START Extracted data

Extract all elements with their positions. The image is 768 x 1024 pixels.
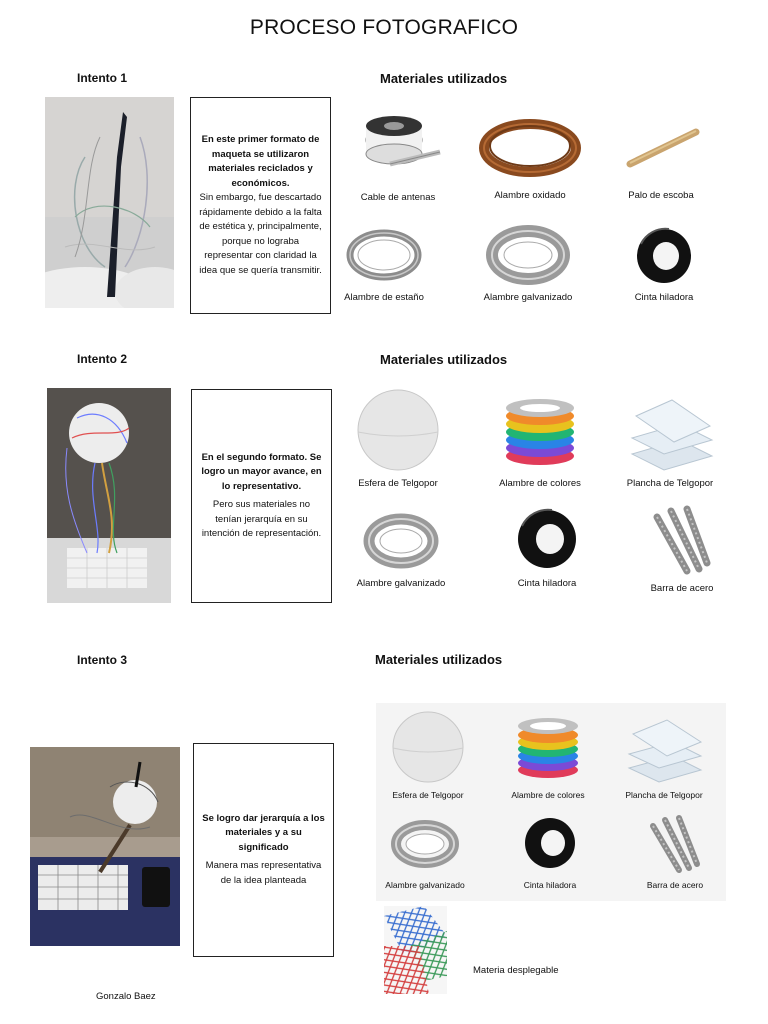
black-tape-icon (629, 224, 699, 286)
material-cinta-hiladora (604, 224, 724, 303)
section-3-description (193, 743, 334, 957)
rusty-wire-coil-icon (475, 112, 585, 184)
section-2-materials-heading: Materiales utilizados (380, 352, 508, 367)
material-palo-escoba (601, 112, 721, 201)
section-2-description-text: Pero sus materiales no tenían jerarquía en su intención de representación. (201, 499, 322, 539)
galvanized-wire-coil-icon (390, 818, 460, 870)
material-label: Cinta hiladora (634, 292, 694, 303)
section-3-materials-heading: Materiales utilizados (375, 652, 503, 667)
material-label: Plancha de Telgopor (625, 790, 703, 800)
material-label: Alambre galvanizado (483, 292, 573, 303)
black-tape-icon (520, 814, 580, 872)
tin-wire-coil-icon (339, 224, 429, 286)
material-label: Esfera de Telgopor (392, 790, 464, 800)
colored-wire-stack-icon (513, 712, 583, 784)
material-label: Alambre galvanizado (385, 880, 465, 890)
galvanized-wire-coil-icon (483, 224, 573, 286)
section-1-description-bold: En este primer formato de maqueta se utilizaron materiales reciclados y económicos. (201, 134, 320, 189)
material-alambre-colores (480, 392, 600, 489)
section-3-label: Intento 3 (77, 653, 127, 667)
steel-rebar-icon (645, 814, 705, 876)
material-alambre-colores-3 (488, 712, 608, 800)
author-name: Gonzalo Baez (96, 991, 156, 1002)
section-2-label: Intento 2 (77, 352, 127, 366)
material-barra-acero (622, 503, 742, 594)
material-label: Esfera de Telgopor (358, 478, 438, 489)
material-plancha-telgopor-3 (604, 712, 724, 800)
material-alambre-estano (324, 224, 444, 303)
material-esfera-telgopor (338, 388, 458, 489)
section-3-description-text: Manera mas representativa de la idea planteada (205, 860, 322, 886)
expanded-mesh-icon (384, 906, 447, 994)
material-alambre-oxidado (470, 112, 590, 201)
material-label: Alambre galvanizado (356, 578, 446, 589)
material-label: Cable de antenas (360, 192, 436, 203)
material-label-materia-desplegable: Materia desplegable (473, 965, 559, 976)
material-barra-acero-3 (615, 814, 735, 890)
foam-sheets-icon (622, 392, 718, 472)
section-1-label: Intento 1 (77, 71, 127, 85)
material-label: Plancha de Telgopor (626, 478, 714, 489)
black-tape-icon (512, 506, 582, 572)
section-1-description (190, 97, 331, 314)
material-plancha-telgopor (610, 392, 730, 489)
galvanized-wire-coil-icon (361, 510, 441, 572)
material-label: Alambre de colores (499, 478, 581, 489)
steel-rebar-icon (647, 503, 717, 577)
material-label: Palo de escoba (628, 190, 694, 201)
section-1-materials-heading: Materiales utilizados (380, 71, 508, 86)
foam-sphere-icon (353, 388, 443, 472)
material-label: Barra de acero (650, 583, 714, 594)
material-cable-antenas (338, 112, 458, 203)
page-title: PROCESO FOTOGRAFICO (249, 16, 519, 39)
section-2-description (191, 389, 332, 603)
material-alambre-galvanizado-3 (365, 818, 485, 890)
material-label: Barra de acero (646, 880, 704, 890)
material-esfera-telgopor-3 (368, 710, 488, 800)
broomstick-icon (616, 112, 706, 184)
section-2-photo (47, 388, 171, 603)
section-3-description-bold: Se logro dar jerarquía a los materiales y a su significado (202, 812, 325, 853)
material-label: Alambre oxidado (494, 190, 566, 201)
section-1-description-text: Sin embargo, fue descartado rápidamente debido a la falta de estética y, principalmente, porque no lograba representar con claridad la idea que se quería transmitir. (199, 192, 322, 276)
material-label: Cinta hiladora (523, 880, 577, 890)
material-alambre-galvanizado-2 (341, 510, 461, 589)
cable-spool-icon (350, 112, 446, 186)
foam-sphere-icon (390, 710, 466, 784)
foam-sheets-icon (621, 712, 707, 784)
section-3-photo (30, 747, 180, 946)
section-1-photo (45, 97, 174, 308)
section-2-description-bold: En el segundo formato. Se logro un mayor avance, en lo representativo. (201, 451, 322, 492)
colored-wire-stack-icon (500, 392, 580, 472)
material-label: Cinta hiladora (517, 578, 577, 589)
material-cinta-hiladora-2 (487, 506, 607, 589)
material-label: Alambre de estaño (344, 292, 424, 303)
material-cinta-hiladora-3 (490, 814, 610, 890)
material-label: Alambre de colores (511, 790, 585, 800)
material-alambre-galvanizado (468, 224, 588, 303)
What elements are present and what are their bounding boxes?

END Extracted data

--- Your goal ---
Output every line of the listing above as a JSON list of strings, one string per line, with blank lines skipped and the picture left out.

--- Written answer ---
[
  "Extract all elements with their positions. The image is 768 x 1024 pixels.",
  "black-tape-icon (629, 224, 699, 286)",
  "material-cinta-hiladora (604, 224, 724, 303)",
  "section-3-description (193, 743, 334, 957)",
  "rusty-wire-coil-icon (475, 112, 585, 184)",
  "section-2-materials-heading: Materiales utilizados (380, 352, 508, 367)",
  "material-palo-escoba (601, 112, 721, 201)",
  "section-2-description-text: Pero sus materiales no tenían jerarquía en su intención de representación. (201, 499, 322, 539)",
  "galvanized-wire-coil-icon (390, 818, 460, 870)",
  "material-label: Cinta hiladora (634, 292, 694, 303)",
  "section-3-materials-heading: Materiales utilizados (375, 652, 503, 667)",
  "material-label: Plancha de Telgopor (625, 790, 703, 800)",
  "material-label: Alambre galvanizado (483, 292, 573, 303)",
  "black-tape-icon (520, 814, 580, 872)",
  "tin-wire-coil-icon (339, 224, 429, 286)",
  "material-label: Esfera de Telgopor (392, 790, 464, 800)",
  "colored-wire-stack-icon (513, 712, 583, 784)",
  "material-label: Alambre galvanizado (385, 880, 465, 890)",
  "galvanized-wire-coil-icon (483, 224, 573, 286)",
  "section-1-description-bold: En este primer formato de maqueta se utilizaron materiales reciclados y económicos. (201, 134, 320, 189)",
  "material-alambre-colores (480, 392, 600, 489)",
  "section-3-label: Intento 3 (77, 653, 127, 667)",
  "steel-rebar-icon (645, 814, 705, 876)",
  "material-alambre-colores-3 (488, 712, 608, 800)",
  "author-name: Gonzalo Baez (96, 991, 156, 1002)",
  "section-2-label: Intento 2 (77, 352, 127, 366)",
  "material-barra-acero (622, 503, 742, 594)",
  "material-label: Esfera de Telgopor (358, 478, 438, 489)",
  "material-plancha-telgopor-3 (604, 712, 724, 800)",
  "material-alambre-estano (324, 224, 444, 303)",
  "material-esfera-telgopor (338, 388, 458, 489)",
  "section-3-description-text: Manera mas representativa de la idea planteada (205, 860, 322, 886)",
  "expanded-mesh-icon (384, 906, 447, 994)",
  "material-alambre-oxidado (470, 112, 590, 201)",
  "material-label: Alambre galvanizado (356, 578, 446, 589)",
  "material-label: Cable de antenas (360, 192, 436, 203)",
  "material-label-materia-desplegable: Materia desplegable (473, 965, 559, 976)",
  "material-barra-acero-3 (615, 814, 735, 890)",
  "foam-sheets-icon (622, 392, 718, 472)",
  "section-1-label: Intento 1 (77, 71, 127, 85)",
  "material-label: Plancha de Telgopor (626, 478, 714, 489)",
  "black-tape-icon (512, 506, 582, 572)",
  "section-1-description (190, 97, 331, 314)",
  "material-plancha-telgopor (610, 392, 730, 489)",
  "galvanized-wire-coil-icon (361, 510, 441, 572)",
  "material-label: Alambre de colores (499, 478, 581, 489)",
  "steel-rebar-icon (647, 503, 717, 577)",
  "material-label: Palo de escoba (628, 190, 694, 201)",
  "section-1-materials-heading: Materiales utilizados (380, 71, 508, 86)",
  "foam-sphere-icon (353, 388, 443, 472)",
  "material-label: Barra de acero (650, 583, 714, 594)",
  "material-cable-antenas (338, 112, 458, 203)",
  "page-title: PROCESO FOTOGRAFICO (249, 16, 519, 39)",
  "section-2-description (191, 389, 332, 603)",
  "material-alambre-galvanizado-3 (365, 818, 485, 890)",
  "material-label: Barra de acero (646, 880, 704, 890)",
  "material-esfera-telgopor-3 (368, 710, 488, 800)",
  "broomstick-icon (616, 112, 706, 184)",
  "section-2-photo (47, 388, 171, 603)",
  "section-3-description-bold: Se logro dar jerarquía a los materiales y a su significado (202, 812, 325, 853)",
  "material-label: Alambre oxidado (494, 190, 566, 201)",
  "section-1-description-text: Sin embargo, fue descartado rápidamente debido a la falta de estética y, principalmente, porque no lograba representar con claridad la idea que se quería transmitir. (199, 192, 322, 276)",
  "material-label: Cinta hiladora (523, 880, 577, 890)",
  "material-alambre-galvanizado-2 (341, 510, 461, 589)",
  "cable-spool-icon (350, 112, 446, 186)",
  "foam-sphere-icon (390, 710, 466, 784)",
  "foam-sheets-icon (621, 712, 707, 784)",
  "section-3-photo (30, 747, 180, 946)",
  "section-1-photo (45, 97, 174, 308)",
  "section-2-description-bold: En el segundo formato. Se logro un mayor avance, en lo representativo. (201, 451, 322, 492)",
  "colored-wire-stack-icon (500, 392, 580, 472)",
  "material-label: Cinta hiladora (517, 578, 577, 589)",
  "material-cinta-hiladora-2 (487, 506, 607, 589)",
  "material-label: Alambre de estaño (344, 292, 424, 303)",
  "material-cinta-hiladora-3 (490, 814, 610, 890)",
  "material-label: Alambre de colores (511, 790, 585, 800)",
  "material-alambre-galvanizado (468, 224, 588, 303)",
  "What elements are present and what are their bounding boxes?"
]